OBJECTIVE: All entries must be repeated exactly; do not include the pictures.

[Dataset items]
"""
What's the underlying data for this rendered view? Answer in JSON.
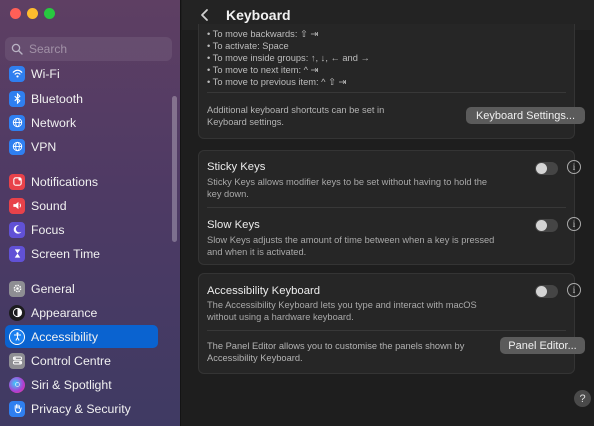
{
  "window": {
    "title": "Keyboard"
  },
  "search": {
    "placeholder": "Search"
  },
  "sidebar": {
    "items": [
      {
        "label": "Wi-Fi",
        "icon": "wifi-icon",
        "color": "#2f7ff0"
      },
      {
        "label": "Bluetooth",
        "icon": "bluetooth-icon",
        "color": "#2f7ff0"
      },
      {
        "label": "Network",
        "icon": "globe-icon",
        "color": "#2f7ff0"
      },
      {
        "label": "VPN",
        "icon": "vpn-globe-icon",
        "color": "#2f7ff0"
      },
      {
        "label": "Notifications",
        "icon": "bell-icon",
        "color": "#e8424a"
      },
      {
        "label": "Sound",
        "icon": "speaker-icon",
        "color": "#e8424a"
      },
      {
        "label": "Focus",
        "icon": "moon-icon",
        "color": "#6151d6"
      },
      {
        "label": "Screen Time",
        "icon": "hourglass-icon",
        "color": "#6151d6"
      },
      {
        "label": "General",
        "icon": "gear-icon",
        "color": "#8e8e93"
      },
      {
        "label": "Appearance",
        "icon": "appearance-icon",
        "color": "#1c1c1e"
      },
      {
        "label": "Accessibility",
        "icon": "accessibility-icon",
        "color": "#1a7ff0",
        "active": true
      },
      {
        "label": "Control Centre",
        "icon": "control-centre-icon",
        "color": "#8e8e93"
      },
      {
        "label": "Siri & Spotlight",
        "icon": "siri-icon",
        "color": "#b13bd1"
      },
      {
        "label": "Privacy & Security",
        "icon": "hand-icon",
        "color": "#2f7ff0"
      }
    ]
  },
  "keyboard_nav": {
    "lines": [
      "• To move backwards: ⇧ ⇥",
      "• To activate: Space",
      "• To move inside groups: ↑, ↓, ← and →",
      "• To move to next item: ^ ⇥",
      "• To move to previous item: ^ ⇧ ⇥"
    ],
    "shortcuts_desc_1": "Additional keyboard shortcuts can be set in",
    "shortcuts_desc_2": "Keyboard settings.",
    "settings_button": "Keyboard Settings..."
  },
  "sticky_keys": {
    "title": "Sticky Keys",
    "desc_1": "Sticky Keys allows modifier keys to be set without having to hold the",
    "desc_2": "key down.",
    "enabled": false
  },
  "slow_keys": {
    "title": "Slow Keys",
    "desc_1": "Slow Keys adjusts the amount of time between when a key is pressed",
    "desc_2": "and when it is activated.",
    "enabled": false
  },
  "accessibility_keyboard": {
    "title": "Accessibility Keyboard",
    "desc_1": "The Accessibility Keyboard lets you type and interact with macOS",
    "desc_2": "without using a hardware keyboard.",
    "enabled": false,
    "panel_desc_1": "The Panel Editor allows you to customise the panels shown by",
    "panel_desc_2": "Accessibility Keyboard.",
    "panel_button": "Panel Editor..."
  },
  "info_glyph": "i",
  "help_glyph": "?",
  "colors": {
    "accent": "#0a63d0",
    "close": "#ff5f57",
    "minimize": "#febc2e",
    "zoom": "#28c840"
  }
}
"""
THE SOLUTION:
What's the underlying data for this rendered view? Answer in JSON.
{
  "window": {
    "title": "Keyboard"
  },
  "search": {
    "placeholder": "Search"
  },
  "sidebar": {
    "items": [
      {
        "label": "Wi-Fi",
        "icon": "wifi-icon",
        "color": "#2f7ff0"
      },
      {
        "label": "Bluetooth",
        "icon": "bluetooth-icon",
        "color": "#2f7ff0"
      },
      {
        "label": "Network",
        "icon": "globe-icon",
        "color": "#2f7ff0"
      },
      {
        "label": "VPN",
        "icon": "vpn-globe-icon",
        "color": "#2f7ff0"
      },
      {
        "label": "Notifications",
        "icon": "bell-icon",
        "color": "#e8424a"
      },
      {
        "label": "Sound",
        "icon": "speaker-icon",
        "color": "#e8424a"
      },
      {
        "label": "Focus",
        "icon": "moon-icon",
        "color": "#6151d6"
      },
      {
        "label": "Screen Time",
        "icon": "hourglass-icon",
        "color": "#6151d6"
      },
      {
        "label": "General",
        "icon": "gear-icon",
        "color": "#8e8e93"
      },
      {
        "label": "Appearance",
        "icon": "appearance-icon",
        "color": "#1c1c1e"
      },
      {
        "label": "Accessibility",
        "icon": "accessibility-icon",
        "color": "#1a7ff0",
        "active": true
      },
      {
        "label": "Control Centre",
        "icon": "control-centre-icon",
        "color": "#8e8e93"
      },
      {
        "label": "Siri & Spotlight",
        "icon": "siri-icon",
        "color": "#b13bd1"
      },
      {
        "label": "Privacy & Security",
        "icon": "hand-icon",
        "color": "#2f7ff0"
      }
    ]
  },
  "keyboard_nav": {
    "lines": [
      "• To move backwards: ⇧ ⇥",
      "• To activate: Space",
      "• To move inside groups: ↑, ↓, ← and →",
      "• To move to next item: ^ ⇥",
      "• To move to previous item: ^ ⇧ ⇥"
    ],
    "shortcuts_desc_1": "Additional keyboard shortcuts can be set in",
    "shortcuts_desc_2": "Keyboard settings.",
    "settings_button": "Keyboard Settings..."
  },
  "sticky_keys": {
    "title": "Sticky Keys",
    "desc_1": "Sticky Keys allows modifier keys to be set without having to hold the",
    "desc_2": "key down.",
    "enabled": false
  },
  "slow_keys": {
    "title": "Slow Keys",
    "desc_1": "Slow Keys adjusts the amount of time between when a key is pressed",
    "desc_2": "and when it is activated.",
    "enabled": false
  },
  "accessibility_keyboard": {
    "title": "Accessibility Keyboard",
    "desc_1": "The Accessibility Keyboard lets you type and interact with macOS",
    "desc_2": "without using a hardware keyboard.",
    "enabled": false,
    "panel_desc_1": "The Panel Editor allows you to customise the panels shown by",
    "panel_desc_2": "Accessibility Keyboard.",
    "panel_button": "Panel Editor..."
  },
  "info_glyph": "i",
  "help_glyph": "?",
  "colors": {
    "accent": "#0a63d0",
    "close": "#ff5f57",
    "minimize": "#febc2e",
    "zoom": "#28c840"
  }
}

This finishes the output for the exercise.